PROVIDED INFORMATION
──────────────────────────────

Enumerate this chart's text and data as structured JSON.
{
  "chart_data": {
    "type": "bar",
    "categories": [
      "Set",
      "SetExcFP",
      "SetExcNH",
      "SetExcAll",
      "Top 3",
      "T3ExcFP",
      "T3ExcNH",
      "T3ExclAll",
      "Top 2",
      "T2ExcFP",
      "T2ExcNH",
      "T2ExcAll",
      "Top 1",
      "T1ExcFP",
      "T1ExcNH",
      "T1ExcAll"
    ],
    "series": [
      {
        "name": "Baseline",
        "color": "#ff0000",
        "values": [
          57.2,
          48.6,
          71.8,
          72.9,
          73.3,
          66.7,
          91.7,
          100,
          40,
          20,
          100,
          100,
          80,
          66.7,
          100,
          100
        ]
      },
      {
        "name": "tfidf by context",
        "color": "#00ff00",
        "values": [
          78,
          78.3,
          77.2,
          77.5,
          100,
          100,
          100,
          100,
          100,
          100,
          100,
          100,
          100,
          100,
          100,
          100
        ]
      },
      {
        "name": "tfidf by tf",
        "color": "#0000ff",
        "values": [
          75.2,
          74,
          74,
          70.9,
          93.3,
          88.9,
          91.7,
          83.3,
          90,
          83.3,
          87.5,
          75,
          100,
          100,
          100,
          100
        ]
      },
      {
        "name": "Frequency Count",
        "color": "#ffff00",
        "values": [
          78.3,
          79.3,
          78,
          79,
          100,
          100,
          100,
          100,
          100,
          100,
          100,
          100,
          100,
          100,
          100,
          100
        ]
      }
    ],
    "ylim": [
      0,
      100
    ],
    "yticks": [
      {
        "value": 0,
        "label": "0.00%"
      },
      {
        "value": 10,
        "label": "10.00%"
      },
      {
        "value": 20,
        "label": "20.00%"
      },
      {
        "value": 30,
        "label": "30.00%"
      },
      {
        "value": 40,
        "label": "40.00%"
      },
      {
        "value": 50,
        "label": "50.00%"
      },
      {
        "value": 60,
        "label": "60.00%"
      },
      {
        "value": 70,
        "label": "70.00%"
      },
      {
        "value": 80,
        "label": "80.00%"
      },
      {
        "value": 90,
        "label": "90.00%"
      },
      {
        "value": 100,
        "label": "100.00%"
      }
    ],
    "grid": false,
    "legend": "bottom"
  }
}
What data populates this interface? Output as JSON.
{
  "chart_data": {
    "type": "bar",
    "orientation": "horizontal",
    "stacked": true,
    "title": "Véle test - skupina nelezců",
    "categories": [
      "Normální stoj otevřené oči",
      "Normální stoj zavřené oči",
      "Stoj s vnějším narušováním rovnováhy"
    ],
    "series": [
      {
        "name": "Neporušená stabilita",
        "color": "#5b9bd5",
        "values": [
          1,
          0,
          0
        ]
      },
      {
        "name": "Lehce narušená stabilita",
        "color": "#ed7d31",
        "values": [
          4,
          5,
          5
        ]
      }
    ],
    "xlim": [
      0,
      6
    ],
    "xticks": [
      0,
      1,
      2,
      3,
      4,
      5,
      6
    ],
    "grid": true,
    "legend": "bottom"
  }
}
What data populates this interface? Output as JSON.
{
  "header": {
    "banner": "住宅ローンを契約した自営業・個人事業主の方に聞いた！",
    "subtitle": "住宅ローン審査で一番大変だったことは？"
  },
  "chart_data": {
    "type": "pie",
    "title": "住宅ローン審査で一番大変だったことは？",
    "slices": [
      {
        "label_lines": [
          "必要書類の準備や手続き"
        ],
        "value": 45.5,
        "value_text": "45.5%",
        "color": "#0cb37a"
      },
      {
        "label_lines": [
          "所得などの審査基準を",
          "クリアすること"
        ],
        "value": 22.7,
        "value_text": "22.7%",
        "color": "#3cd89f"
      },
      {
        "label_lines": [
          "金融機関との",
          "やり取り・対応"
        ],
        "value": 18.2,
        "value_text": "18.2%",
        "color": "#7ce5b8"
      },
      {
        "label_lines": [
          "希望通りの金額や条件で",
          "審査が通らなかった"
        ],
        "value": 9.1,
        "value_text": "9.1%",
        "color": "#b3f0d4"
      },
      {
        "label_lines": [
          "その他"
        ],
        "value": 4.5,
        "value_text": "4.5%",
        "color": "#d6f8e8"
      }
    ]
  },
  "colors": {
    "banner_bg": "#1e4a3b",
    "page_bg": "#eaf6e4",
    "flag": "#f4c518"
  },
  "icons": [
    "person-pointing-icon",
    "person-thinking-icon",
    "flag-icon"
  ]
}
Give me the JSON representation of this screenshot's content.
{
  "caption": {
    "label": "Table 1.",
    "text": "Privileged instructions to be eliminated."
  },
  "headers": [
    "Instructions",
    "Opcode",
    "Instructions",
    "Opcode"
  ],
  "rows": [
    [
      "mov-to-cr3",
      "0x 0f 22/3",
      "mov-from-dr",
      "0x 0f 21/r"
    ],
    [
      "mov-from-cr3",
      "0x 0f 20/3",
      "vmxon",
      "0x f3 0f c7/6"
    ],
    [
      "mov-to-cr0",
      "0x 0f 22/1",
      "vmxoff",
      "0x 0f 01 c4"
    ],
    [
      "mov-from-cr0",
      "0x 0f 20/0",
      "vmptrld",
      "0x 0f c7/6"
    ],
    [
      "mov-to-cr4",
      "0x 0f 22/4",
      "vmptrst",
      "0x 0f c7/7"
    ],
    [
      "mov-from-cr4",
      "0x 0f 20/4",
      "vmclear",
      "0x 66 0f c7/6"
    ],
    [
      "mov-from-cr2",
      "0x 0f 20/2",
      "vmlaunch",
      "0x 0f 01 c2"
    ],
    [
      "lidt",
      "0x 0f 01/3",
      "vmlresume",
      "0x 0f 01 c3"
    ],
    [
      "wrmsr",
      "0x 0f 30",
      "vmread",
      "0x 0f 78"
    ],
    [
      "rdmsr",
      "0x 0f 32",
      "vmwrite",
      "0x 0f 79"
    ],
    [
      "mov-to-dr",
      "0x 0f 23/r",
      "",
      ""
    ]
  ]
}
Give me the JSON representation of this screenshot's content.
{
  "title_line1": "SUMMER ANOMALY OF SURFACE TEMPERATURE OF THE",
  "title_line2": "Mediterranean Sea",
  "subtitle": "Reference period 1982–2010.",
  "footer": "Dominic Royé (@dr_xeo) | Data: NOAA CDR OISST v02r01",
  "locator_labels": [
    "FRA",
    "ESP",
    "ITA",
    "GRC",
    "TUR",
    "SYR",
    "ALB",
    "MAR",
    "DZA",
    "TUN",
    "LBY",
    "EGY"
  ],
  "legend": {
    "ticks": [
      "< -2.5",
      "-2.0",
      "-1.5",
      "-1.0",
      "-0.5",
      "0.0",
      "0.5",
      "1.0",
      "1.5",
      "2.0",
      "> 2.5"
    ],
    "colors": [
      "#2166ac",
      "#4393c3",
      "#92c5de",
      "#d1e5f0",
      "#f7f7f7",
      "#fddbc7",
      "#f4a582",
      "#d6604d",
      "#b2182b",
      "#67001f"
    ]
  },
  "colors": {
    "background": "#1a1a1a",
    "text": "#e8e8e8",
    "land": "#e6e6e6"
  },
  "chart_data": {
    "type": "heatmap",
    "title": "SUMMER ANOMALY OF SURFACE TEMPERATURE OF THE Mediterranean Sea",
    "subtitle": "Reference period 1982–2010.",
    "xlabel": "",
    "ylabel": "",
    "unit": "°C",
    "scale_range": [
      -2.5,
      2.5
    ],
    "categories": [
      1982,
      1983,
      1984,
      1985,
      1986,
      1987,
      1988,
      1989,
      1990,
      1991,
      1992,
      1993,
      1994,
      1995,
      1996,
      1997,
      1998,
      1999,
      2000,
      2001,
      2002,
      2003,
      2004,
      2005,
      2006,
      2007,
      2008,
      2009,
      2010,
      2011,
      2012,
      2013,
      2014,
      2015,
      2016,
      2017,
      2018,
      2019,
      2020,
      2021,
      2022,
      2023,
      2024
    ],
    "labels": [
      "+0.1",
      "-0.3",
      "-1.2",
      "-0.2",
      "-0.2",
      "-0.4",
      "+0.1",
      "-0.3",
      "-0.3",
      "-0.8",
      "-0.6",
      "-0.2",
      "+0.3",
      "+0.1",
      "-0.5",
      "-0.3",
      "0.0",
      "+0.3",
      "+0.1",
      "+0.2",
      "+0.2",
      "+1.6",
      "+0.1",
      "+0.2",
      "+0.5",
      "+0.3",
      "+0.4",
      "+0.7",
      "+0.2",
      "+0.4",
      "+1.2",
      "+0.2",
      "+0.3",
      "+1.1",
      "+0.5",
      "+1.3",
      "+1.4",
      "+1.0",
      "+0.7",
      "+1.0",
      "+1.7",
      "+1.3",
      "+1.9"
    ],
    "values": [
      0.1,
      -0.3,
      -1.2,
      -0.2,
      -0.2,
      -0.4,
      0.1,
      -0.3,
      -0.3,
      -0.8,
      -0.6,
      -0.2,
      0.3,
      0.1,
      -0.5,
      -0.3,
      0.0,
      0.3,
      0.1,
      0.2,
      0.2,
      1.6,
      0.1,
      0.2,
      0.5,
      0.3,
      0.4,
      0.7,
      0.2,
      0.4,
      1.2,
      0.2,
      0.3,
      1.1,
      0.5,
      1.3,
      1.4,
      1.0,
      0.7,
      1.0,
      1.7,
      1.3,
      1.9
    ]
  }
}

──────────────────────────────

EXERCISE TASK
Look through the records and gather every line containing "Mediterranean".

FINAL ANSWER
  "title_line2": "Mediterranean Sea",
    "title": "SUMMER ANOMALY OF SURFACE TEMPERATURE OF THE Mediterranean Sea",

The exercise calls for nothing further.